:: INFORMATION PROVIDED
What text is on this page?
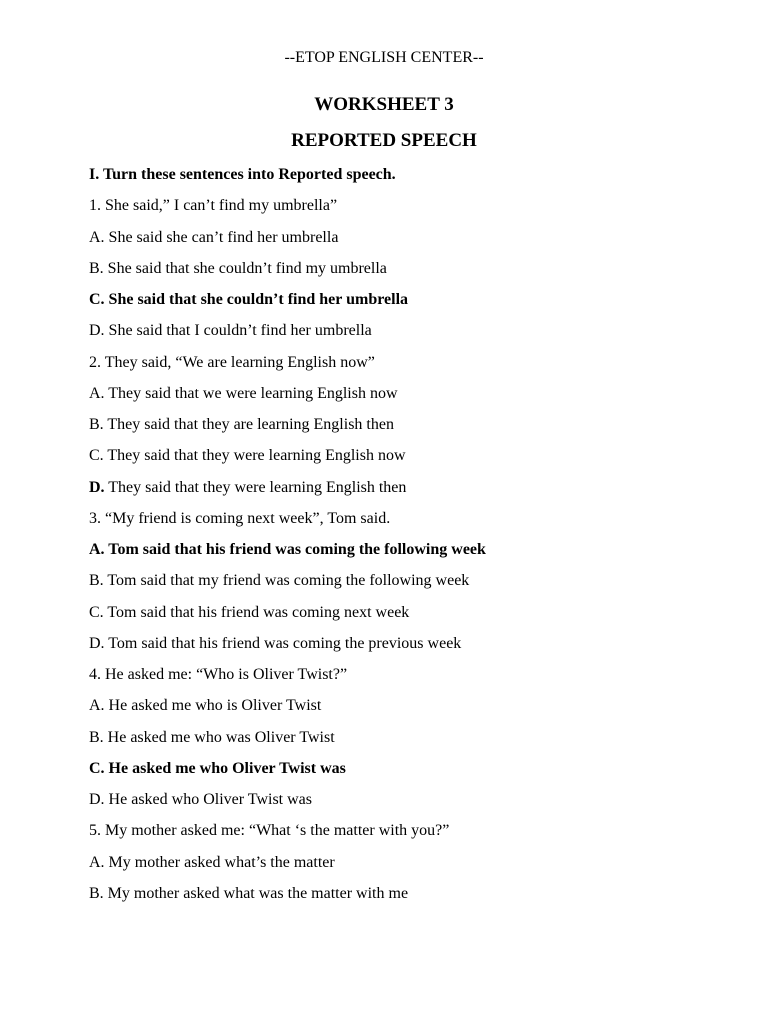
--ETOP ENGLISH CENTER--
WORKSHEET 3
REPORTED SPEECH
I. Turn these sentences into Reported speech.
1. She said,” I can’t find my umbrella”
A. She said she can’t find her umbrella
B. She said that she couldn’t find my umbrella
C. She said that she couldn’t find her umbrella
D. She said that I couldn’t find her umbrella
2. They said, “We are learning English now”
A. They said that we were learning English now
B. They said that they are learning English then
C. They said that they were learning English now
D. They said that they were learning English then
3. “My friend is coming next week”, Tom said.
A. Tom said that his friend was coming the following week
B. Tom said that my friend was coming the following week
C. Tom said that his friend was coming next week
D. Tom said that his friend was coming the previous week
4. He asked me: “Who is Oliver Twist?”
A. He asked me who is Oliver Twist
B. He asked me who was Oliver Twist
C. He asked me who Oliver Twist was
D. He asked who Oliver Twist was
5. My mother asked me: “What ‘s the matter with you?”
A. My mother asked what’s the matter
B. My mother asked what was the matter with me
::::
Scan the listing above for the word "next" and show each line where it is found.

3. “My friend is coming next week”, Tom said.
C. Tom said that his friend was coming next week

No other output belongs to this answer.